<<<<

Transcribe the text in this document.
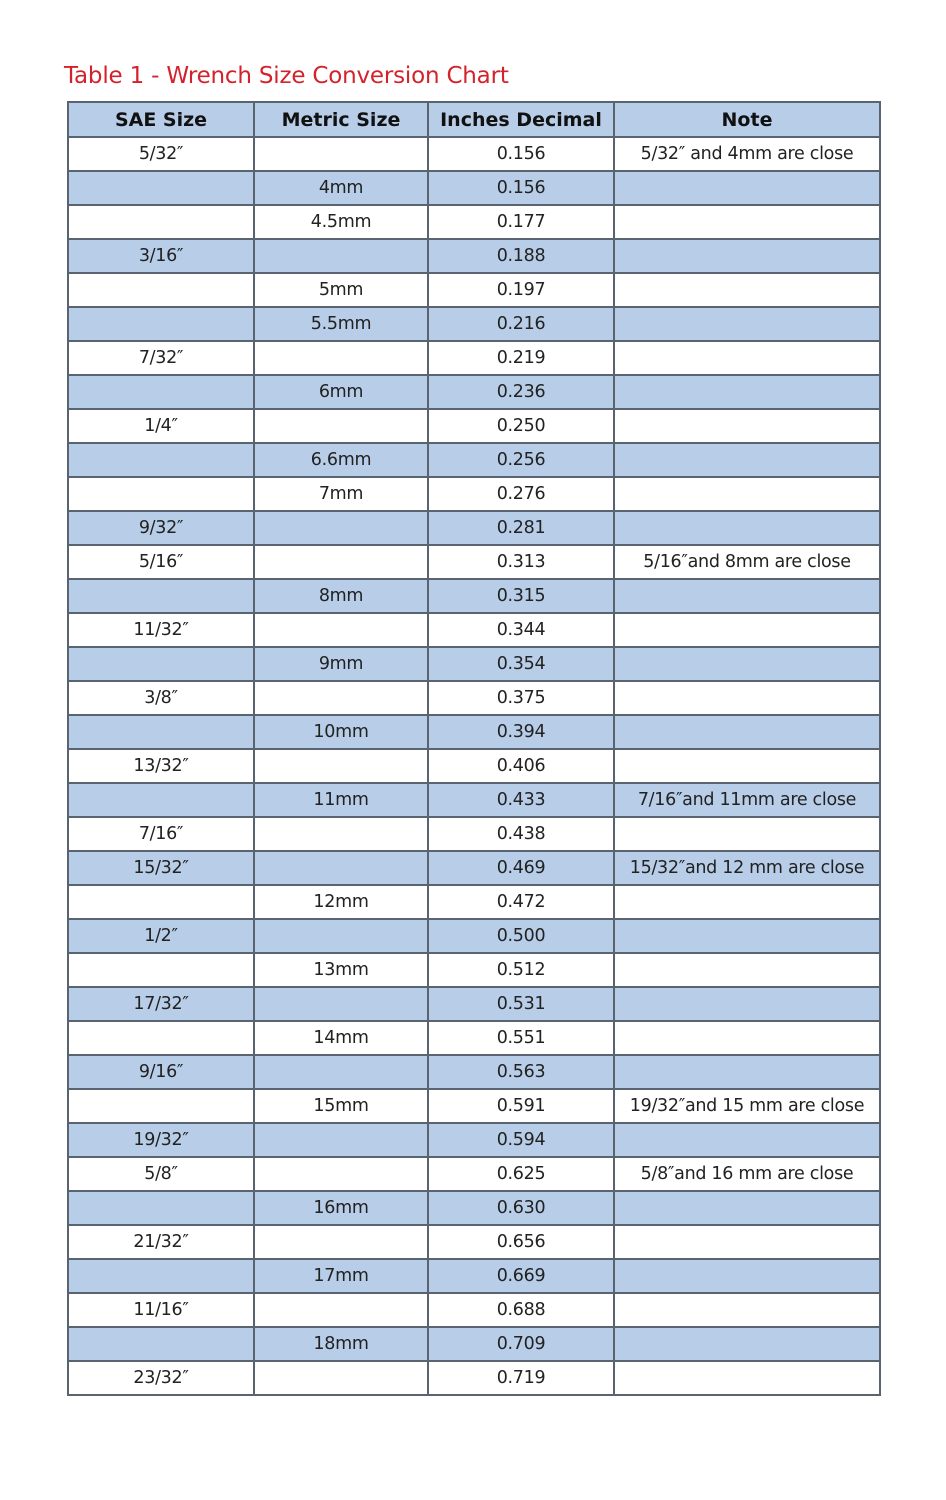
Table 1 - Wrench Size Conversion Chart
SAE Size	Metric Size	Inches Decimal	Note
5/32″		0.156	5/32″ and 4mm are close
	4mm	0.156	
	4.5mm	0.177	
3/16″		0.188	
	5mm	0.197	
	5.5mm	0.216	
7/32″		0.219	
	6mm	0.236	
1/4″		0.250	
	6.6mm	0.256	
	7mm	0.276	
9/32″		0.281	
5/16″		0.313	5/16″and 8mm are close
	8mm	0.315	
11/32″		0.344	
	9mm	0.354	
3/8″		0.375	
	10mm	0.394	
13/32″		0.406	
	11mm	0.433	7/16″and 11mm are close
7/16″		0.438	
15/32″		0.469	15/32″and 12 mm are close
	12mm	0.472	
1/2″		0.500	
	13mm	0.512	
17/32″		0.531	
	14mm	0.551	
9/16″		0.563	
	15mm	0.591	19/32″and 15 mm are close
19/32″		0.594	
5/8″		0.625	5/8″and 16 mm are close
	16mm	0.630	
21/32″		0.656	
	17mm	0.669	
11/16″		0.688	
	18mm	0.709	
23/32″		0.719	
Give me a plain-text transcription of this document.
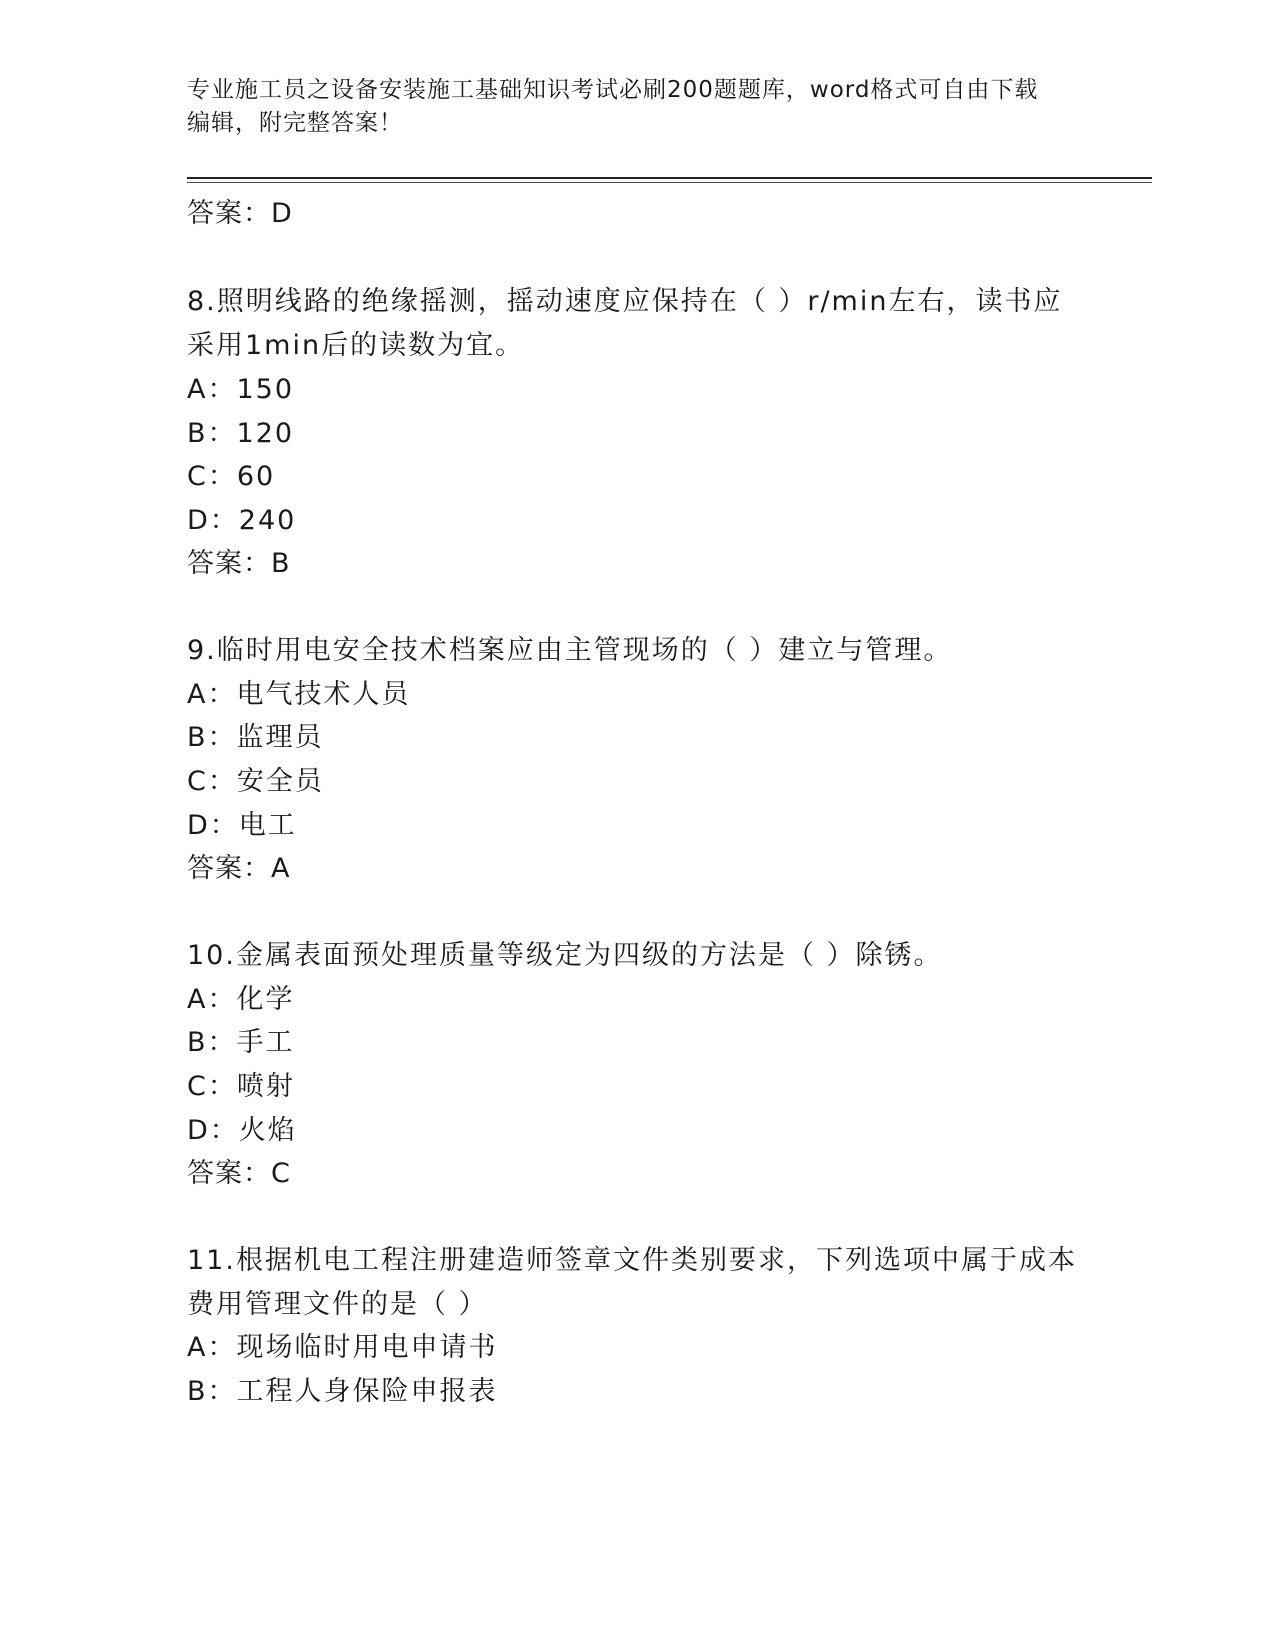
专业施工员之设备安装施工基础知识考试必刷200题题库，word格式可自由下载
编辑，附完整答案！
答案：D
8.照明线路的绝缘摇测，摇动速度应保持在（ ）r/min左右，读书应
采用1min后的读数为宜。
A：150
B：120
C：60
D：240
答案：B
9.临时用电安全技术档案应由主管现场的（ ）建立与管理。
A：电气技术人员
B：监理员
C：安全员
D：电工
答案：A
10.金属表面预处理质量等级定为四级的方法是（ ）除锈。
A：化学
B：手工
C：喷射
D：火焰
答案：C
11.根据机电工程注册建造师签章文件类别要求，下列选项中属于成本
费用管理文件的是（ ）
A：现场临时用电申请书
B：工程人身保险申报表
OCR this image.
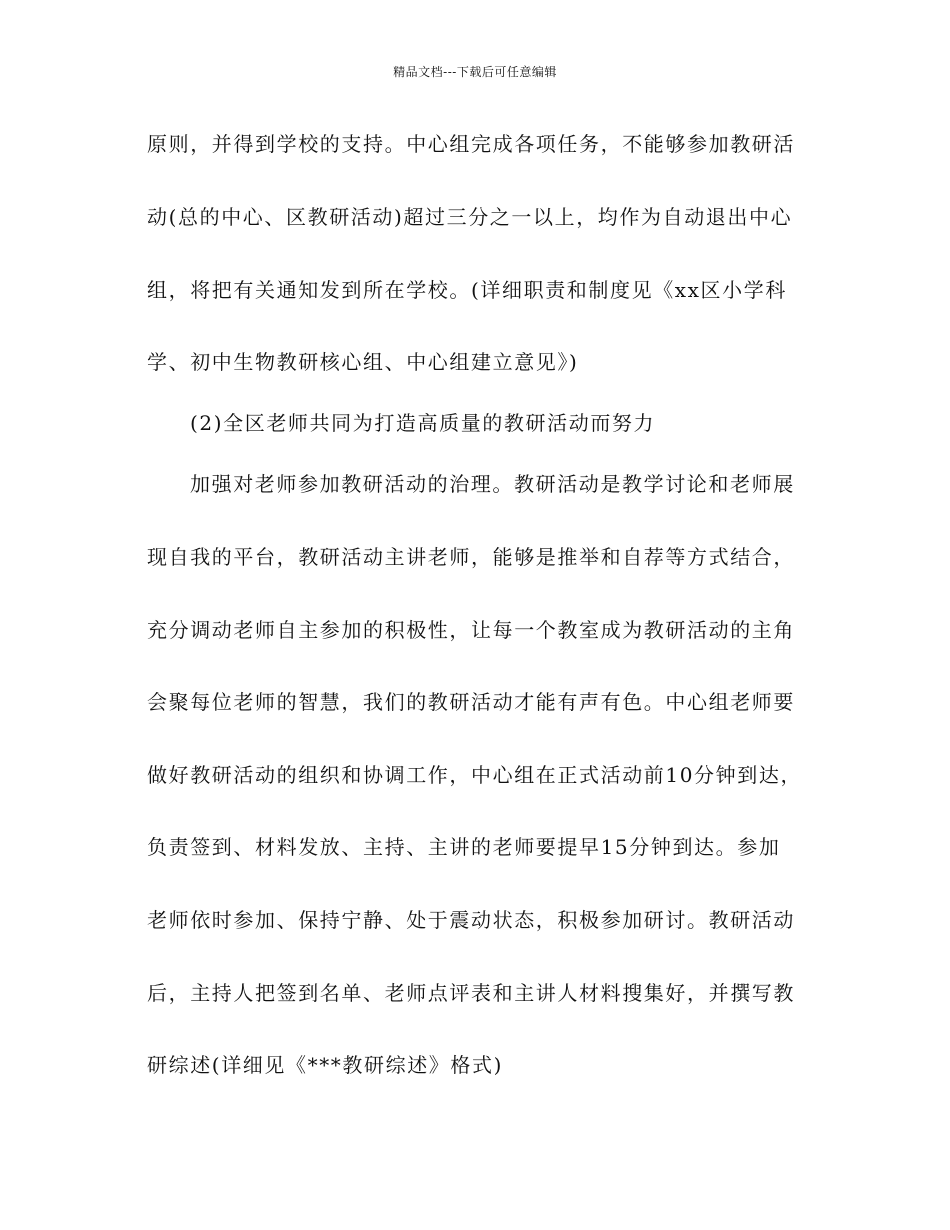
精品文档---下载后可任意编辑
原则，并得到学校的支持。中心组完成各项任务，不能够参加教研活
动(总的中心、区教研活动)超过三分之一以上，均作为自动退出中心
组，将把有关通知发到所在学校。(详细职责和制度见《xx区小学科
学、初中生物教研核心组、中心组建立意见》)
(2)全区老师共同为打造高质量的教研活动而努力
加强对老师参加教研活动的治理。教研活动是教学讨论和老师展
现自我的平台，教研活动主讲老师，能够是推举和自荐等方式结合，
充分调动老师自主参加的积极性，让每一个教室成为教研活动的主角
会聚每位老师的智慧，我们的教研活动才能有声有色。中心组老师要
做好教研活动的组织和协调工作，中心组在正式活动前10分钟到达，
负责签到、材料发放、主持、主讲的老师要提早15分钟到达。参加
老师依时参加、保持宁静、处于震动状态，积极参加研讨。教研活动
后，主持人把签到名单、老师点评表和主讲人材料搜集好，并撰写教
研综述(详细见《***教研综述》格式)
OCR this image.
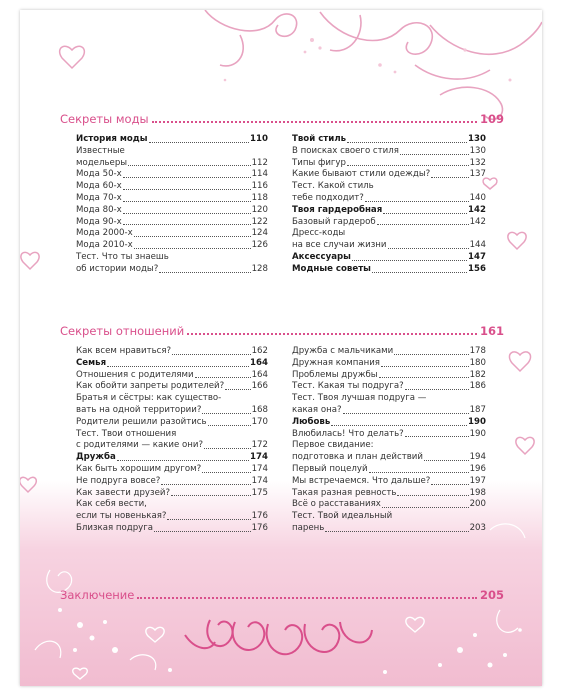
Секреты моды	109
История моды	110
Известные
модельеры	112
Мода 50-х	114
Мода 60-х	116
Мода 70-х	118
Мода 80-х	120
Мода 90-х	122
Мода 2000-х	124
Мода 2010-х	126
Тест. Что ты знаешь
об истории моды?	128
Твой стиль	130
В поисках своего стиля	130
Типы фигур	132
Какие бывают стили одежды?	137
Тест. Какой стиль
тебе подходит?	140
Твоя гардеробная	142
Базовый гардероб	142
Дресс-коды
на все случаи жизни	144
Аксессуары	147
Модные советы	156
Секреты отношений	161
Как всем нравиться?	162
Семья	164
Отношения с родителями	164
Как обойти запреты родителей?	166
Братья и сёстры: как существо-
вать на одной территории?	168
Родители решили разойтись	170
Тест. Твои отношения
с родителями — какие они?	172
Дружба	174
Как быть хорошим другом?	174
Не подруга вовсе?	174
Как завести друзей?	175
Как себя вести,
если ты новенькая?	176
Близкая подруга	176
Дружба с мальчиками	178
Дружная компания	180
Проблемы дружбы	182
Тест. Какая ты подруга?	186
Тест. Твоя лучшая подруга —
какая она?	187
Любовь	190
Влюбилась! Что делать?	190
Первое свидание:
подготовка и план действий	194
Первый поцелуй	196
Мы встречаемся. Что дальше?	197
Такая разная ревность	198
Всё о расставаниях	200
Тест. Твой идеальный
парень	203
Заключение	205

>>>>

### WHAT THE TASK ASKS
Transcribe the entries above verbatim, omitting their pictures.

### SOLUTION TO THIS PROBLEM
Transcribe the text in this document.
Table 1 - Wrench Size Conversion Chart
SAE Size	Metric Size	Inches Decimal	Note
5/32″		0.156	5/32″ and 4mm are close
	4mm	0.156	
	4.5mm	0.177	
3/16″		0.188	
	5mm	0.197	
	5.5mm	0.216	
7/32″		0.219	
	6mm	0.236	
1/4″		0.250	
	6.6mm	0.256	
	7mm	0.276	
9/32″		0.281	
5/16″		0.313	5/16″and 8mm are close
	8mm	0.315	
11/32″		0.344	
	9mm	0.354	
3/8″		0.375	
	10mm	0.394	
13/32″		0.406	
	11mm	0.433	7/16″and 11mm are close
7/16″		0.438	
15/32″		0.469	15/32″and 12 mm are close
	12mm	0.472	
1/2″		0.500	
	13mm	0.512	
17/32″		0.531	
	14mm	0.551	
9/16″		0.563	
	15mm	0.591	19/32″and 15 mm are close
19/32″		0.594	
5/8″		0.625	5/8″and 16 mm are close
	16mm	0.630	
21/32″		0.656	
	17mm	0.669	
11/16″		0.688	
	18mm	0.709	
23/32″		0.719	
Give me a plain-text transcription of this document.
专业施工员之设备安装施工基础知识考试必刷200题题库，word格式可自由下载
编辑，附完整答案！
答案：D
8.照明线路的绝缘摇测，摇动速度应保持在（ ）r/min左右，读书应
采用1min后的读数为宜。
A：150
B：120
C：60
D：240
答案：B
9.临时用电安全技术档案应由主管现场的（ ）建立与管理。
A：电气技术人员
B：监理员
C：安全员
D：电工
答案：A
10.金属表面预处理质量等级定为四级的方法是（ ）除锈。
A：化学
B：手工
C：喷射
D：火焰
答案：C
11.根据机电工程注册建造师签章文件类别要求，下列选项中属于成本
费用管理文件的是（ ）
A：现场临时用电申请书
B：工程人身保险申报表
OCR this image.
精品文档---下载后可任意编辑
原则，并得到学校的支持。中心组完成各项任务，不能够参加教研活
动(总的中心、区教研活动)超过三分之一以上，均作为自动退出中心
组，将把有关通知发到所在学校。(详细职责和制度见《xx区小学科
学、初中生物教研核心组、中心组建立意见》)
(2)全区老师共同为打造高质量的教研活动而努力
加强对老师参加教研活动的治理。教研活动是教学讨论和老师展
现自我的平台，教研活动主讲老师，能够是推举和自荐等方式结合，
充分调动老师自主参加的积极性，让每一个教室成为教研活动的主角
会聚每位老师的智慧，我们的教研活动才能有声有色。中心组老师要
做好教研活动的组织和协调工作，中心组在正式活动前10分钟到达，
负责签到、材料发放、主持、主讲的老师要提早15分钟到达。参加
老师依时参加、保持宁静、处于震动状态，积极参加研讨。教研活动
后，主持人把签到名单、老师点评表和主讲人材料搜集好，并撰写教
研综述(详细见《***教研综述》格式)
OCR this image.
Секреты моды	109
История моды	110
Известные
модельеры	112
Мода 50-х	114
Мода 60-х	116
Мода 70-х	118
Мода 80-х	120
Мода 90-х	122
Мода 2000-х	124
Мода 2010-х	126
Тест. Что ты знаешь
об истории моды?	128
Твой стиль	130
В поисках своего стиля	130
Типы фигур	132
Какие бывают стили одежды?	137
Тест. Какой стиль
тебе подходит?	140
Твоя гардеробная	142
Базовый гардероб	142
Дресс-коды
на все случаи жизни	144
Аксессуары	147
Модные советы	156
Секреты отношений	161
Как всем нравиться?	162
Семья	164
Отношения с родителями	164
Как обойти запреты родителей?	166
Братья и сёстры: как существо-
вать на одной территории?	168
Родители решили разойтись	170
Тест. Твои отношения
с родителями — какие они?	172
Дружба	174
Как быть хорошим другом?	174
Не подруга вовсе?	174
Как завести друзей?	175
Как себя вести,
если ты новенькая?	176
Близкая подруга	176
Дружба с мальчиками	178
Дружная компания	180
Проблемы дружбы	182
Тест. Какая ты подруга?	186
Тест. Твоя лучшая подруга —
какая она?	187
Любовь	190
Влюбилась! Что делать?	190
Первое свидание:
подготовка и план действий	194
Первый поцелуй	196
Мы встречаемся. Что дальше?	197
Такая разная ревность	198
Всё о расставаниях	200
Тест. Твой идеальный
парень	203
Заключение	205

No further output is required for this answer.